■ Exercise task
Identify all lines in the listing that include the word "color", and copy them out.
──────────
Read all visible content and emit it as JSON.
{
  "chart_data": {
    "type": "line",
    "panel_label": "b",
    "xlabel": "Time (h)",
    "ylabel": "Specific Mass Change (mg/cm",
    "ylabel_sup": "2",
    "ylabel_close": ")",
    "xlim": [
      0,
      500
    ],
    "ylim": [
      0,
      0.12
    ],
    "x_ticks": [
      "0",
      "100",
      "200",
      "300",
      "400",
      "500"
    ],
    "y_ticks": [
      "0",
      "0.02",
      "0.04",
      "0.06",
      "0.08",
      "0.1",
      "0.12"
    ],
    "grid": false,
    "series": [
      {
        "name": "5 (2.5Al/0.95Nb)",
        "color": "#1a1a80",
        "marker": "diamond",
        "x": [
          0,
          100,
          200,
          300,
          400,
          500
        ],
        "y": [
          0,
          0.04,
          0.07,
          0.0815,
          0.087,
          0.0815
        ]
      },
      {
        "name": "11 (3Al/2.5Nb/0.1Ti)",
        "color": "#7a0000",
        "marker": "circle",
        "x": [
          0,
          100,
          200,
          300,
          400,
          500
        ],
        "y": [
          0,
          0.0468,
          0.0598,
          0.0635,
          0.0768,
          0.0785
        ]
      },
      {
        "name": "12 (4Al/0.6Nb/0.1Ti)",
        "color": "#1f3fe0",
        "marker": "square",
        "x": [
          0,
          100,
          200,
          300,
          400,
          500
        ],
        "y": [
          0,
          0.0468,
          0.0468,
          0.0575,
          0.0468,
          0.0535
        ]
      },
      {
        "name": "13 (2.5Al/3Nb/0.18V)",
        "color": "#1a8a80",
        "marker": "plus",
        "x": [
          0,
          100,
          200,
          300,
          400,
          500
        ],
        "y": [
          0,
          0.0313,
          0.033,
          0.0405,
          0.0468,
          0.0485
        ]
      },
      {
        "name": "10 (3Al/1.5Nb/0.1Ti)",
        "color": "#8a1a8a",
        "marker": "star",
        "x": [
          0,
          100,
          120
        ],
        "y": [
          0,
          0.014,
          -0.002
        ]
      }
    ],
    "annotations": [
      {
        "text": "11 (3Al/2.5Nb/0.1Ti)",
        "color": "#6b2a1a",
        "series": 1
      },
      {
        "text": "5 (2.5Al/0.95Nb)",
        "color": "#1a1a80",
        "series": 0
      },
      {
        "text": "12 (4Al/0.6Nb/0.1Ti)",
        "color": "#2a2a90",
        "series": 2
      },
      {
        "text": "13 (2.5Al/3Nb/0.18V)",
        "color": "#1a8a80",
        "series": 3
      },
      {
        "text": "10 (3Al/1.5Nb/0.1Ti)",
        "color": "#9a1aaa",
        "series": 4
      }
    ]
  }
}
──────────
■ Reply to the exercise
        "color": "#1a1a80",
        "color": "#7a0000",
        "color": "#1f3fe0",
        "color": "#1a8a80",
        "color": "#8a1a8a",
        "color": "#6b2a1a",
        "color": "#1a1a80",
        "color": "#2a2a90",
        "color": "#1a8a80",
        "color": "#9a1aaa",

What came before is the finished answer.